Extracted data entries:
◆ ◆ ◆ ◆ ◆

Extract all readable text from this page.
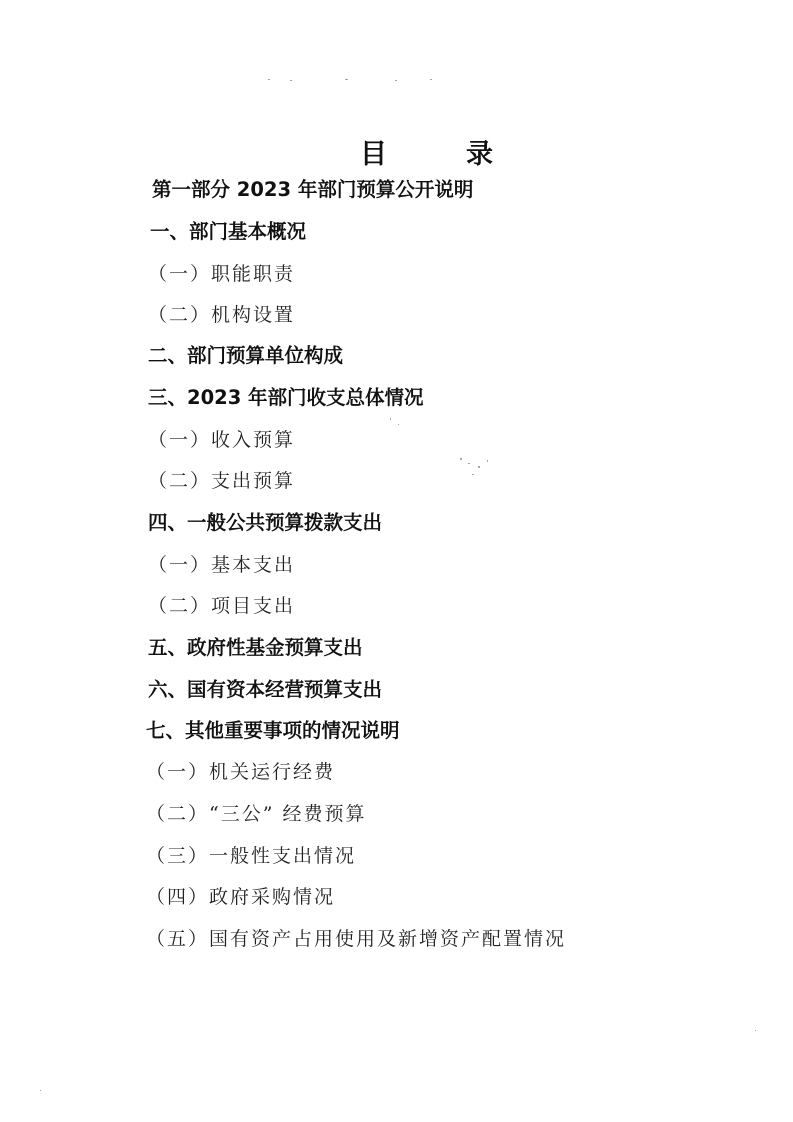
目　录
第一部分 2023 年部门预算公开说明
一、部门基本概况
（一）职能职责
（二）机构设置
二、部门预算单位构成
三、2023 年部门收支总体情况
（一）收入预算
（二）支出预算
四、一般公共预算拨款支出
（一）基本支出
（二）项目支出
五、政府性基金预算支出
六、国有资本经营预算支出
七、其他重要事项的情况说明
（一）机关运行经费
（二）“三公” 经费预算
（三）一般性支出情况
（四）政府采购情况
（五）国有资产占用使用及新增资产配置情况
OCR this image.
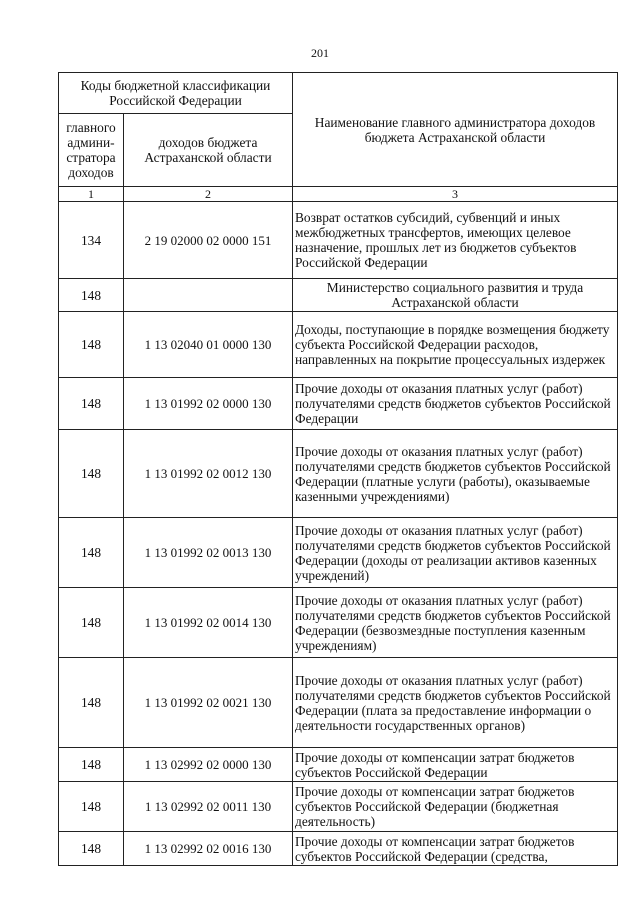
201
Коды бюджетной классификации Российской Федерации		Наименование главного администратора доходов бюджета Астраханской области
главного админи-стратора доходов	доходов бюджета Астраханской области	
1	2	3
134	2 19 02000 02 0000 151	Возврат остатков субсидий, субвенций и иных межбюджетных трансфертов, имеющих целевое назначение, прошлых лет из бюджетов субъектов Российской Федерации
148		Министерство социального развития и труда Астраханской области
148	1 13 02040 01 0000 130	Доходы, поступающие в порядке возмещения бюджету субъекта Российской Федерации расходов, направленных на покрытие процессуальных издержек
148	1 13 01992 02 0000 130	Прочие доходы от оказания платных услуг (работ) получателями средств бюджетов субъектов Российской Федерации
148	1 13 01992 02 0012 130	Прочие доходы от оказания платных услуг (работ) получателями средств бюджетов субъектов Российской Федерации (платные услуги (работы), оказываемые казенными учреждениями)
148	1 13 01992 02 0013 130	Прочие доходы от оказания платных услуг (работ) получателями средств бюджетов субъектов Российской Федерации (доходы от реализации активов казенных учреждений)
148	1 13 01992 02 0014 130	Прочие доходы от оказания платных услуг (работ) получателями средств бюджетов субъектов Российской Федерации (безвозмездные поступления казенным учреждениям)
148	1 13 01992 02 0021 130	Прочие доходы от оказания платных услуг (работ) получателями средств бюджетов субъектов Российской Федерации (плата за предоставление информации о деятельности государственных органов)
148	1 13 02992 02 0000 130	Прочие доходы от компенсации затрат бюджетов субъектов Российской Федерации
148	1 13 02992 02 0011 130	Прочие доходы от компенсации затрат бюджетов субъектов Российской Федерации (бюджетная деятельность)
148	1 13 02992 02 0016 130	Прочие доходы от компенсации затрат бюджетов субъектов Российской Федерации (средства,
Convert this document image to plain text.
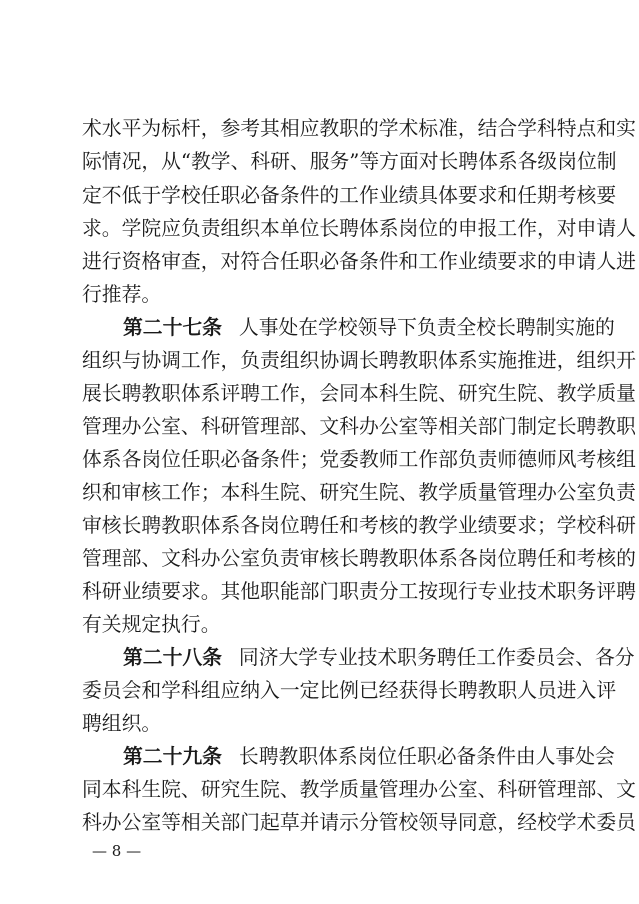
术水平为标杆，参考其相应教职的学术标准，结合学科特点和实
际情况，从“教学、科研、服务”等方面对长聘体系各级岗位制
定不低于学校任职必备条件的工作业绩具体要求和任期考核要
求。学院应负责组织本单位长聘体系岗位的申报工作，对申请人
进行资格审查，对符合任职必备条件和工作业绩要求的申请人进
行推荐。
第二十七条 人事处在学校领导下负责全校长聘制实施的
组织与协调工作，负责组织协调长聘教职体系实施推进，组织开
展长聘教职体系评聘工作，会同本科生院、研究生院、教学质量
管理办公室、科研管理部、文科办公室等相关部门制定长聘教职
体系各岗位任职必备条件；党委教师工作部负责师德师风考核组
织和审核工作；本科生院、研究生院、教学质量管理办公室负责
审核长聘教职体系各岗位聘任和考核的教学业绩要求；学校科研
管理部、文科办公室负责审核长聘教职体系各岗位聘任和考核的
科研业绩要求。其他职能部门职责分工按现行专业技术职务评聘
有关规定执行。
第二十八条 同济大学专业技术职务聘任工作委员会、各分
委员会和学科组应纳入一定比例已经获得长聘教职人员进入评
聘组织。
第二十九条 长聘教职体系岗位任职必备条件由人事处会
同本科生院、研究生院、教学质量管理办公室、科研管理部、文
科办公室等相关部门起草并请示分管校领导同意，经校学术委员
— 8 —
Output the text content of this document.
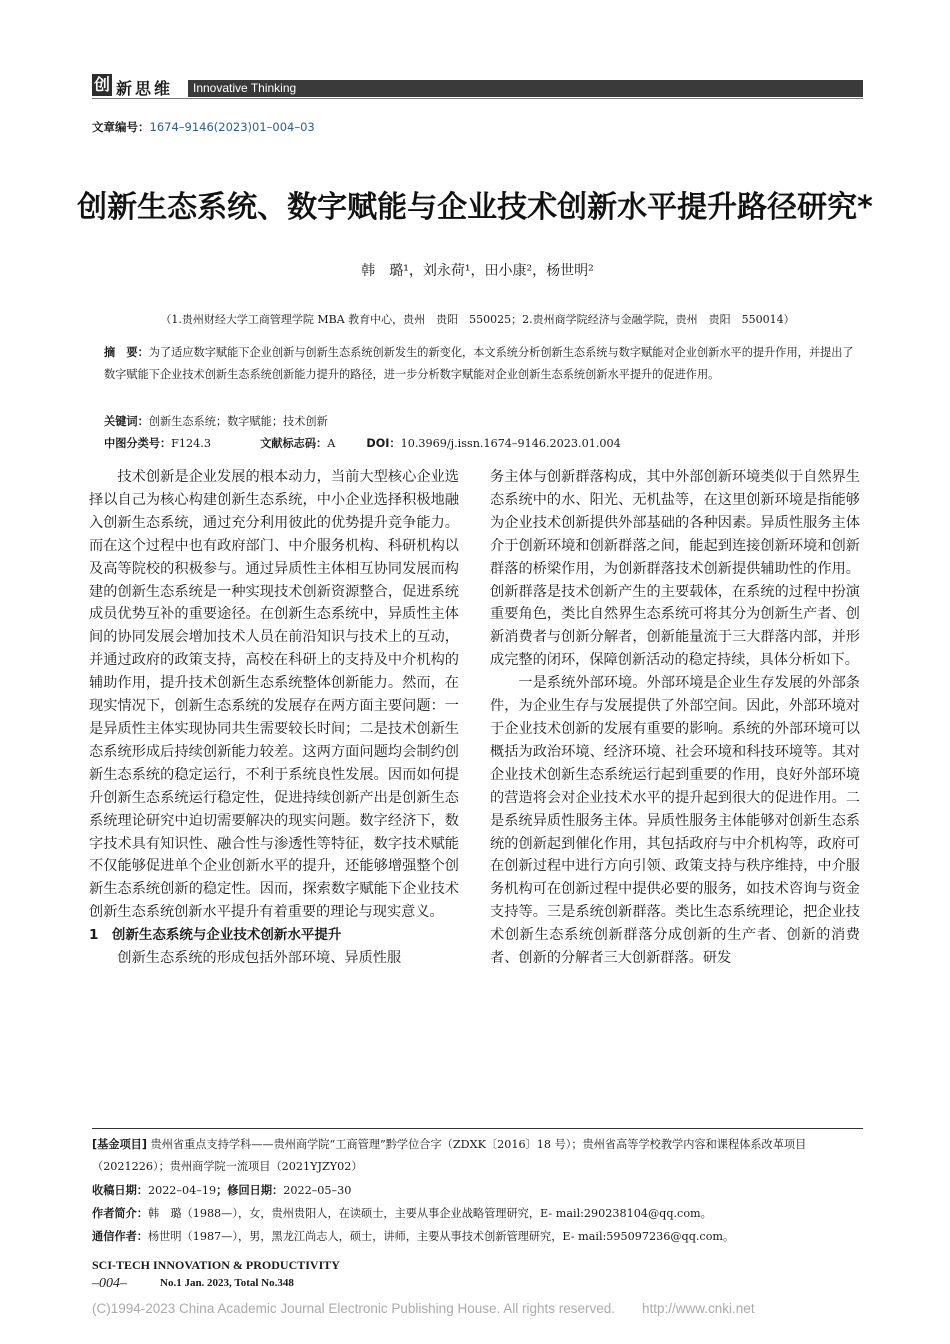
创 新思维 Innovative Thinking
文章编号：1674–9146(2023)01–004–03
创新生态系统、数字赋能与企业技术创新水平提升路径研究*
韩　璐¹，刘永荷¹，田小康²，杨世明²
（1.贵州财经大学工商管理学院 MBA 教育中心，贵州　贵阳　550025；2.贵州商学院经济与金融学院，贵州　贵阳　550014）
摘　要：为了适应数字赋能下企业创新与创新生态系统创新发生的新变化，本文系统分析创新生态系统与数字赋能对企业创新水平的提升作用，并提出了数字赋能下企业技术创新生态系统创新能力提升的路径，进一步分析数字赋能对企业创新生态系统创新水平提升的促进作用。
关键词：创新生态系统；数字赋能；技术创新
中图分类号：F124.3	文献标志码：A	DOI：10.3969/j.issn.1674–9146.2023.01.004

技术创新是企业发展的根本动力，当前大型核心企业选择以自己为核心构建创新生态系统，中小企业选择积极地融入创新生态系统，通过充分利用彼此的优势提升竞争能力。而在这个过程中也有政府部门、中介服务机构、科研机构以及高等院校的积极参与。通过异质性主体相互协同发展而构建的创新生态系统是一种实现技术创新资源整合，促进系统成员优势互补的重要途径。在创新生态系统中，异质性主体间的协同发展会增加技术人员在前沿知识与技术上的互动，并通过政府的政策支持，高校在科研上的支持及中介机构的辅助作用，提升技术创新生态系统整体创新能力。然而，在现实情况下，创新生态系统的发展存在两方面主要问题：一是异质性主体实现协同共生需要较长时间；二是技术创新生态系统形成后持续创新能力较差。这两方面问题均会制约创新生态系统的稳定运行，不利于系统良性发展。因而如何提升创新生态系统运行稳定性，促进持续创新产出是创新生态系统理论研究中迫切需要解决的现实问题。数字经济下，数字技术具有知识性、融合性与渗透性等特征，数字技术赋能不仅能够促进单个企业创新水平的提升，还能够增强整个创新生态系统创新的稳定性。因而，探索数字赋能下企业技术创新生态系统创新水平提升有着重要的理论与现实意义。

1　创新生态系统与企业技术创新水平提升

创新生态系统的形成包括外部环境、异质性服

务主体与创新群落构成，其中外部创新环境类似于自然界生态系统中的水、阳光、无机盐等，在这里创新环境是指能够为企业技术创新提供外部基础的各种因素。异质性服务主体介于创新环境和创新群落之间，能起到连接创新环境和创新群落的桥梁作用，为创新群落技术创新提供辅助性的作用。创新群落是技术创新产生的主要载体，在系统的过程中扮演重要角色，类比自然界生态系统可将其分为创新生产者、创新消费者与创新分解者，创新能量流于三大群落内部，并形成完整的闭环，保障创新活动的稳定持续，具体分析如下。

一是系统外部环境。外部环境是企业生存发展的外部条件，为企业生存与发展提供了外部空间。因此，外部环境对于企业技术创新的发展有重要的影响。系统的外部环境可以概括为政治环境、经济环境、社会环境和科技环境等。其对企业技术创新生态系统运行起到重要的作用，良好外部环境的营造将会对企业技术水平的提升起到很大的促进作用。二是系统异质性服务主体。异质性服务主体能够对创新生态系统的创新起到催化作用，其包括政府与中介机构等，政府可在创新过程中进行方向引领、政策支持与秩序维持，中介服务机构可在创新过程中提供必要的服务，如技术咨询与资金支持等。三是系统创新群落。类比生态系统理论，把企业技术创新生态系统创新群落分成创新的生产者、创新的消费者、创新的分解者三大创新群落。研发

[基金项目] 贵州省重点支持学科——贵州商学院“工商管理”黔学位合字（ZDXK〔2016〕18 号）；贵州省高等学校教学内容和课程体系改革项目（2021226）；贵州商学院一流项目（2021YJZY02）
收稿日期：2022–04–19；修回日期：2022–05–30
作者简介：韩　璐（1988—），女，贵州贵阳人，在读硕士，主要从事企业战略管理研究，E- mail:290238104@qq.com。
通信作者：杨世明（1987—），男，黑龙江尚志人，硕士，讲师，主要从事技术创新管理研究，E- mail:595097236@qq.com。
SCI-TECH INNOVATION & PRODUCTIVITY
–004–	No.1 Jan. 2023, Total No.348
(C)1994-2023 China Academic Journal Electronic Publishing House. All rights reserved.　　http://www.cnki.net
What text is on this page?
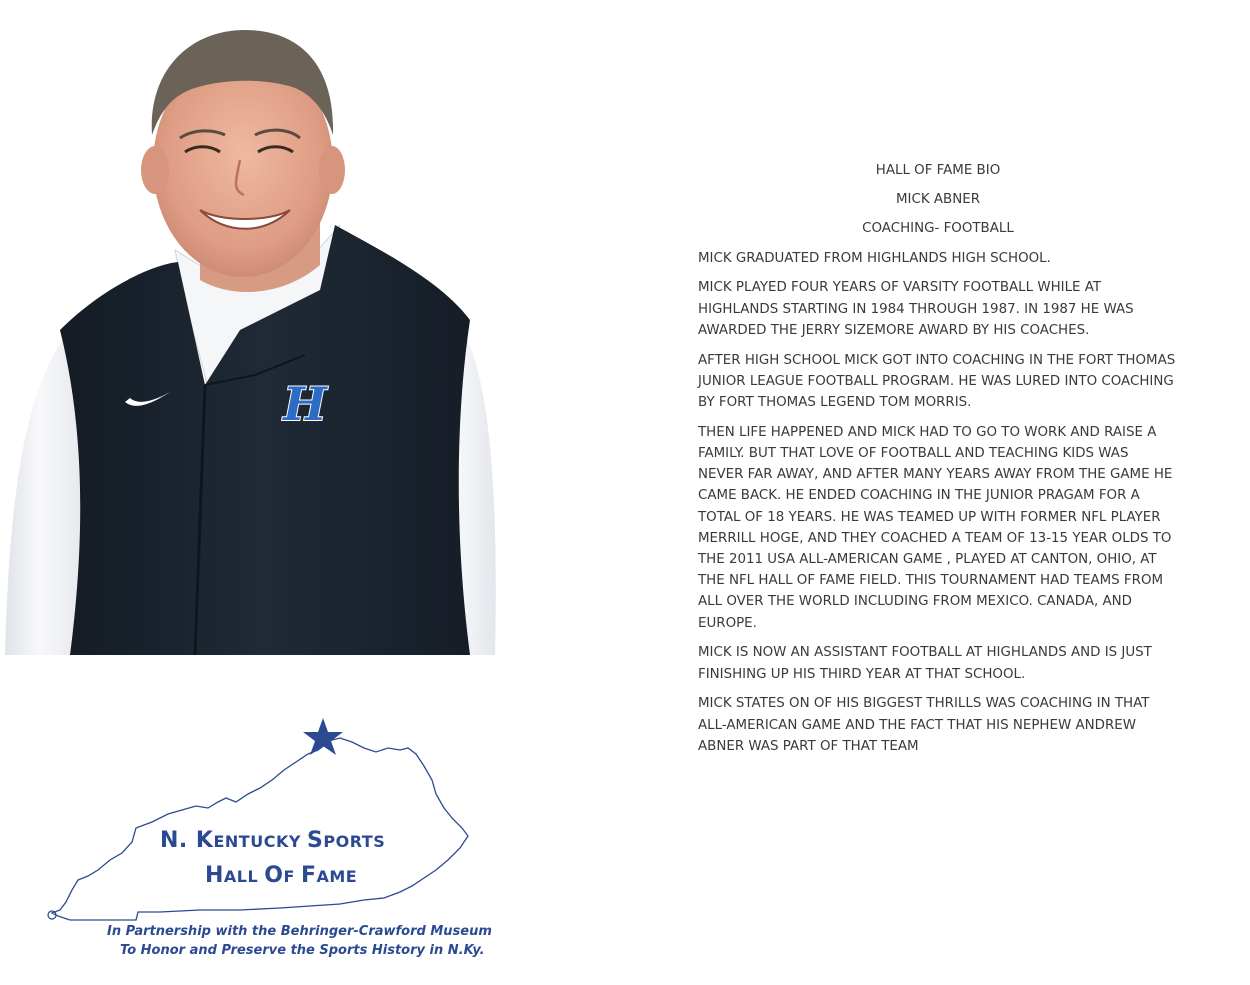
H
N. KENTUCKY SPORTS
HALL OF FAME
In Partnership with the Behringer-Crawford Museum
To Honor and Preserve the Sports History in N.Ky.
HALL OF FAME BIO
MICK ABNER
COACHING- FOOTBALL

MICK GRADUATED FROM HIGHLANDS HIGH SCHOOL.

MICK PLAYED FOUR YEARS OF VARSITY FOOTBALL WHILE AT HIGHLANDS STARTING IN 1984 THROUGH 1987. IN 1987 HE WAS AWARDED THE JERRY SIZEMORE AWARD BY HIS COACHES.

AFTER HIGH SCHOOL MICK GOT INTO COACHING IN THE FORT THOMAS JUNIOR LEAGUE FOOTBALL PROGRAM. HE WAS LURED INTO COACHING BY FORT THOMAS LEGEND TOM MORRIS.

THEN LIFE HAPPENED AND MICK HAD TO GO TO WORK AND RAISE A FAMILY. BUT THAT LOVE OF FOOTBALL AND TEACHING KIDS WAS NEVER FAR AWAY, AND AFTER MANY YEARS AWAY FROM THE GAME HE CAME BACK. HE ENDED COACHING IN THE JUNIOR PRAGAM FOR A TOTAL OF 18 YEARS. HE WAS TEAMED UP WITH FORMER NFL PLAYER MERRILL HOGE, AND THEY COACHED A TEAM OF 13-15 YEAR OLDS TO THE 2011 USA ALL-AMERICAN GAME , PLAYED AT CANTON, OHIO, AT THE NFL HALL OF FAME FIELD. THIS TOURNAMENT HAD TEAMS FROM ALL OVER THE WORLD INCLUDING FROM MEXICO. CANADA, AND EUROPE.

MICK IS NOW AN ASSISTANT FOOTBALL AT HIGHLANDS AND IS JUST FINISHING UP HIS THIRD YEAR AT THAT SCHOOL.

MICK STATES ON OF HIS BIGGEST THRILLS WAS COACHING IN THAT ALL-AMERICAN GAME AND THE FACT THAT HIS NEPHEW ANDREW ABNER WAS PART OF THAT TEAM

◆ ◆ ◆ ◆ ◆

**WRITTEN EXERCISE:** List every line above containing the word "THAT".

**WORKED SOLUTION:**
THEN LIFE HAPPENED AND MICK HAD TO GO TO WORK AND RAISE A FAMILY. BUT THAT LOVE OF FOOTBALL AND TEACHING KIDS WAS NEVER FAR AWAY, AND AFTER MANY YEARS AWAY FROM THE GAME HE CAME BACK. HE ENDED COACHING IN THE JUNIOR PRAGAM FOR A TOTAL OF 18 YEARS. HE WAS TEAMED UP WITH FORMER NFL PLAYER MERRILL HOGE, AND THEY COACHED A TEAM OF 13-15 YEAR OLDS TO THE 2011 USA ALL-AMERICAN GAME , PLAYED AT CANTON, OHIO, AT THE NFL HALL OF FAME FIELD. THIS TOURNAMENT HAD TEAMS FROM ALL OVER THE WORLD INCLUDING FROM MEXICO. CANADA, AND EUROPE.
MICK IS NOW AN ASSISTANT FOOTBALL AT HIGHLANDS AND IS JUST FINISHING UP HIS THIRD YEAR AT THAT SCHOOL.
MICK STATES ON OF HIS BIGGEST THRILLS WAS COACHING IN THAT ALL-AMERICAN GAME AND THE FACT THAT HIS NEPHEW ANDREW ABNER WAS PART OF THAT TEAM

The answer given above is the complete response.